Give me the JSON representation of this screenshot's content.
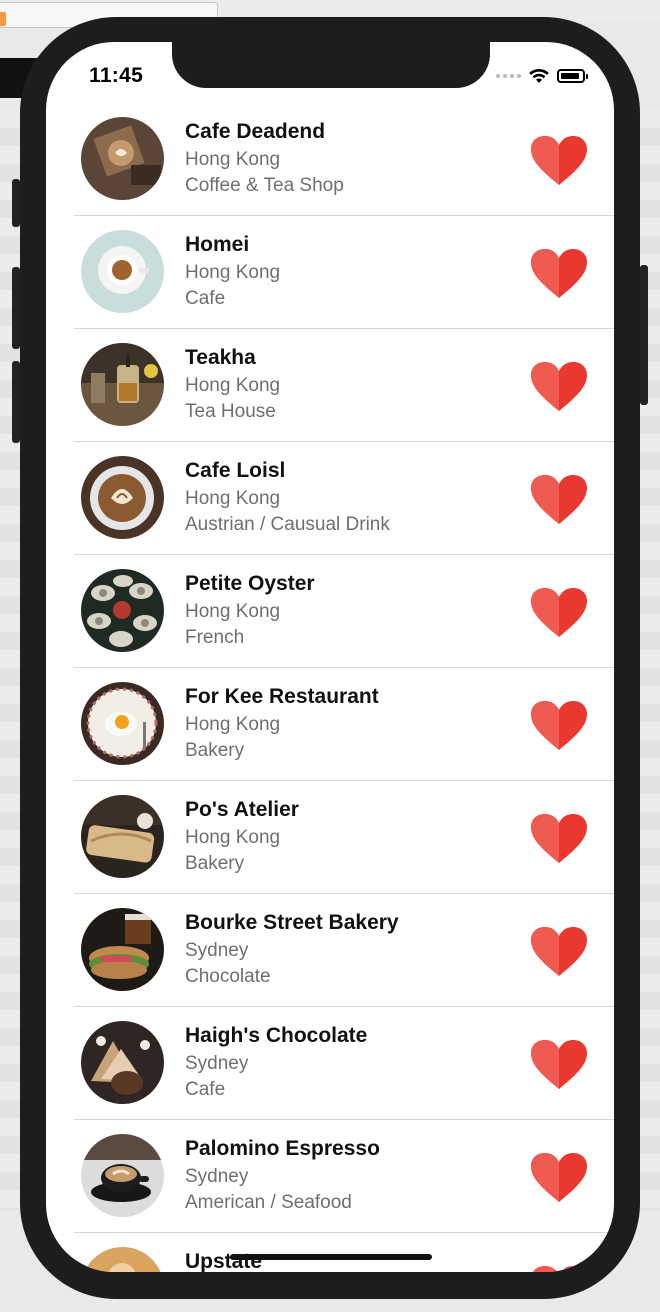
{
  "status_bar": {
    "time": "11:45"
  },
  "colors": {
    "heart": "#e8382f",
    "heart_light": "#ef5a51"
  },
  "restaurants": [
    {
      "name": "Cafe Deadend",
      "location": "Hong Kong",
      "type": "Coffee & Tea Shop",
      "favorite": true
    },
    {
      "name": "Homei",
      "location": "Hong Kong",
      "type": "Cafe",
      "favorite": true
    },
    {
      "name": "Teakha",
      "location": "Hong Kong",
      "type": "Tea House",
      "favorite": true
    },
    {
      "name": "Cafe Loisl",
      "location": "Hong Kong",
      "type": "Austrian / Causual Drink",
      "favorite": true
    },
    {
      "name": "Petite Oyster",
      "location": "Hong Kong",
      "type": "French",
      "favorite": true
    },
    {
      "name": "For Kee Restaurant",
      "location": "Hong Kong",
      "type": "Bakery",
      "favorite": true
    },
    {
      "name": "Po's Atelier",
      "location": "Hong Kong",
      "type": "Bakery",
      "favorite": true
    },
    {
      "name": "Bourke Street Bakery",
      "location": "Sydney",
      "type": "Chocolate",
      "favorite": true
    },
    {
      "name": "Haigh's Chocolate",
      "location": "Sydney",
      "type": "Cafe",
      "favorite": true
    },
    {
      "name": "Palomino Espresso",
      "location": "Sydney",
      "type": "American / Seafood",
      "favorite": true
    },
    {
      "name": "Upstate",
      "location": "",
      "type": "",
      "favorite": true
    }
  ]
}
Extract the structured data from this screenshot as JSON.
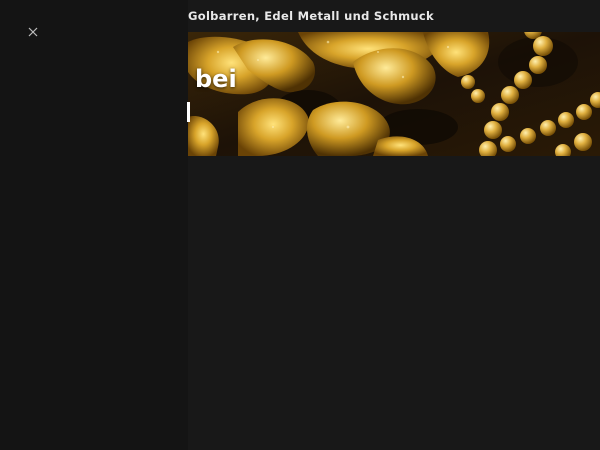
{
  "header": {
    "site_title": "Golbarren, Edel Metall und Schmuck"
  },
  "drawer": {
    "close_icon": "close-icon"
  },
  "hero": {
    "image": "gold-jewelry-image",
    "heading_fragment": "bei"
  },
  "colors": {
    "background": "#181818",
    "sidebar": "#141414",
    "title_text": "#e8e8e8",
    "gold": "#d4a52a"
  }
}
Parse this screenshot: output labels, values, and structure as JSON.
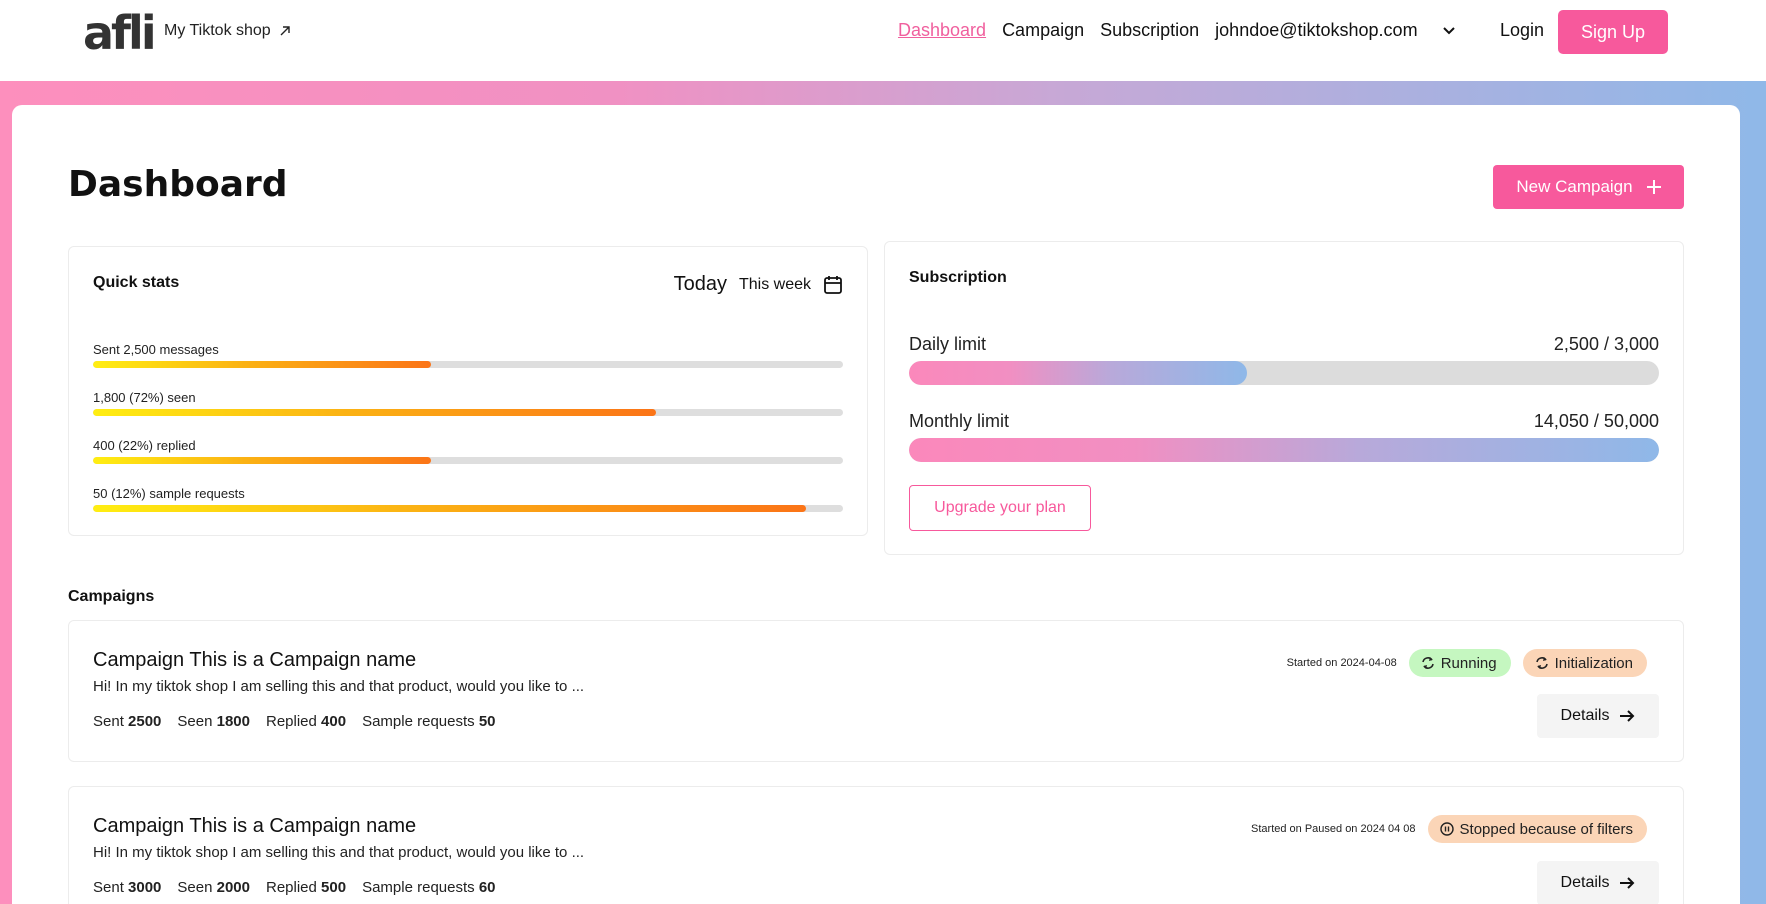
{
  "header": {
    "logo": "afli",
    "shop_link": "My Tiktok shop",
    "nav": {
      "dashboard": "Dashboard",
      "campaign": "Campaign",
      "subscription": "Subscription",
      "account": "johndoe@tiktokshop.com"
    },
    "login": "Login",
    "signup": "Sign Up"
  },
  "page": {
    "title": "Dashboard",
    "new_campaign": "New Campaign"
  },
  "quick_stats": {
    "title": "Quick stats",
    "range_today": "Today",
    "range_week": "This week",
    "items": [
      {
        "label": "Sent 2,500 messages",
        "fraction": 0.45
      },
      {
        "label": "1,800 (72%) seen",
        "fraction": 0.75
      },
      {
        "label": "400 (22%) replied",
        "fraction": 0.45
      },
      {
        "label": "50 (12%) sample requests",
        "fraction": 0.95
      }
    ]
  },
  "subscription": {
    "title": "Subscription",
    "daily": {
      "label": "Daily limit",
      "value": "2,500 / 3,000",
      "fraction": 0.45
    },
    "monthly": {
      "label": "Monthly limit",
      "value": "14,050 / 50,000",
      "fraction": 1.0
    },
    "upgrade": "Upgrade your plan"
  },
  "campaigns": {
    "title": "Campaigns",
    "items": [
      {
        "name": "Campaign This is a Campaign name",
        "message": "Hi! In my tiktok shop I am selling this and that product, would you like to ...",
        "started": "Started on 2024-04-08",
        "badges": [
          {
            "label": "Running",
            "icon": "refresh-icon",
            "color": "#c5f7c0"
          },
          {
            "label": "Initialization",
            "icon": "refresh-icon",
            "color": "#fbd5b7"
          }
        ],
        "stats": {
          "sent_label": "Sent",
          "sent": "2500",
          "seen_label": "Seen",
          "seen": "1800",
          "replied_label": "Replied",
          "replied": "400",
          "samples_label": "Sample requests",
          "samples": "50"
        },
        "details": "Details"
      },
      {
        "name": "Campaign This is a Campaign name",
        "message": "Hi! In my tiktok shop I am selling this and that product, would you like to ...",
        "started": "Started on Paused on 2024 04 08",
        "badges": [
          {
            "label": "Stopped because of filters",
            "icon": "pause-icon",
            "color": "#fbd5b7"
          }
        ],
        "stats": {
          "sent_label": "Sent",
          "sent": "3000",
          "seen_label": "Seen",
          "seen": "2000",
          "replied_label": "Replied",
          "replied": "500",
          "samples_label": "Sample requests",
          "samples": "60"
        },
        "details": "Details"
      }
    ]
  },
  "colors": {
    "accent": "#f7599c",
    "gradient_start": "#fd8fbd",
    "gradient_end": "#8fb8e8",
    "bar_start": "#ffee12",
    "bar_end": "#fb7417"
  }
}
◇ ◇ ◇ ◇
## [Work to complete]
Omit the pictures. Output every record above word for word.

## [Answer to the task]
Give me the JSON representation of this screenshot's content.
{
  "status_bar": {
    "time": "11:45"
  },
  "colors": {
    "heart": "#e8382f",
    "heart_light": "#ef5a51"
  },
  "restaurants": [
    {
      "name": "Cafe Deadend",
      "location": "Hong Kong",
      "type": "Coffee & Tea Shop",
      "favorite": true
    },
    {
      "name": "Homei",
      "location": "Hong Kong",
      "type": "Cafe",
      "favorite": true
    },
    {
      "name": "Teakha",
      "location": "Hong Kong",
      "type": "Tea House",
      "favorite": true
    },
    {
      "name": "Cafe Loisl",
      "location": "Hong Kong",
      "type": "Austrian / Causual Drink",
      "favorite": true
    },
    {
      "name": "Petite Oyster",
      "location": "Hong Kong",
      "type": "French",
      "favorite": true
    },
    {
      "name": "For Kee Restaurant",
      "location": "Hong Kong",
      "type": "Bakery",
      "favorite": true
    },
    {
      "name": "Po's Atelier",
      "location": "Hong Kong",
      "type": "Bakery",
      "favorite": true
    },
    {
      "name": "Bourke Street Bakery",
      "location": "Sydney",
      "type": "Chocolate",
      "favorite": true
    },
    {
      "name": "Haigh's Chocolate",
      "location": "Sydney",
      "type": "Cafe",
      "favorite": true
    },
    {
      "name": "Palomino Espresso",
      "location": "Sydney",
      "type": "American / Seafood",
      "favorite": true
    },
    {
      "name": "Upstate",
      "location": "",
      "type": "",
      "favorite": true
    }
  ]
}
Extract the structured data from this screenshot as JSON.
{
  "header": {
    "site_title": "Golbarren, Edel Metall und Schmuck"
  },
  "drawer": {
    "close_icon": "close-icon"
  },
  "hero": {
    "image": "gold-jewelry-image",
    "heading_fragment": "bei"
  },
  "colors": {
    "background": "#181818",
    "sidebar": "#141414",
    "title_text": "#e8e8e8",
    "gold": "#d4a52a"
  }
}
Parse this screenshot: output labels, values, and structure as JSON.
{
  "header": {
    "logo": "afli",
    "shop_link": "My Tiktok shop",
    "nav": {
      "dashboard": "Dashboard",
      "campaign": "Campaign",
      "subscription": "Subscription",
      "account": "johndoe@tiktokshop.com"
    },
    "login": "Login",
    "signup": "Sign Up"
  },
  "page": {
    "title": "Dashboard",
    "new_campaign": "New Campaign"
  },
  "quick_stats": {
    "title": "Quick stats",
    "range_today": "Today",
    "range_week": "This week",
    "items": [
      {
        "label": "Sent 2,500 messages",
        "fraction": 0.45
      },
      {
        "label": "1,800 (72%) seen",
        "fraction": 0.75
      },
      {
        "label": "400 (22%) replied",
        "fraction": 0.45
      },
      {
        "label": "50 (12%) sample requests",
        "fraction": 0.95
      }
    ]
  },
  "subscription": {
    "title": "Subscription",
    "daily": {
      "label": "Daily limit",
      "value": "2,500 / 3,000",
      "fraction": 0.45
    },
    "monthly": {
      "label": "Monthly limit",
      "value": "14,050 / 50,000",
      "fraction": 1.0
    },
    "upgrade": "Upgrade your plan"
  },
  "campaigns": {
    "title": "Campaigns",
    "items": [
      {
        "name": "Campaign This is a Campaign name",
        "message": "Hi! In my tiktok shop I am selling this and that product, would you like to ...",
        "started": "Started on 2024-04-08",
        "badges": [
          {
            "label": "Running",
            "icon": "refresh-icon",
            "color": "#c5f7c0"
          },
          {
            "label": "Initialization",
            "icon": "refresh-icon",
            "color": "#fbd5b7"
          }
        ],
        "stats": {
          "sent_label": "Sent",
          "sent": "2500",
          "seen_label": "Seen",
          "seen": "1800",
          "replied_label": "Replied",
          "replied": "400",
          "samples_label": "Sample requests",
          "samples": "50"
        },
        "details": "Details"
      },
      {
        "name": "Campaign This is a Campaign name",
        "message": "Hi! In my tiktok shop I am selling this and that product, would you like to ...",
        "started": "Started on Paused on 2024 04 08",
        "badges": [
          {
            "label": "Stopped because of filters",
            "icon": "pause-icon",
            "color": "#fbd5b7"
          }
        ],
        "stats": {
          "sent_label": "Sent",
          "sent": "3000",
          "seen_label": "Seen",
          "seen": "2000",
          "replied_label": "Replied",
          "replied": "500",
          "samples_label": "Sample requests",
          "samples": "60"
        },
        "details": "Details"
      }
    ]
  },
  "colors": {
    "accent": "#f7599c",
    "gradient_start": "#fd8fbd",
    "gradient_end": "#8fb8e8",
    "bar_start": "#ffee12",
    "bar_end": "#fb7417"
  }
}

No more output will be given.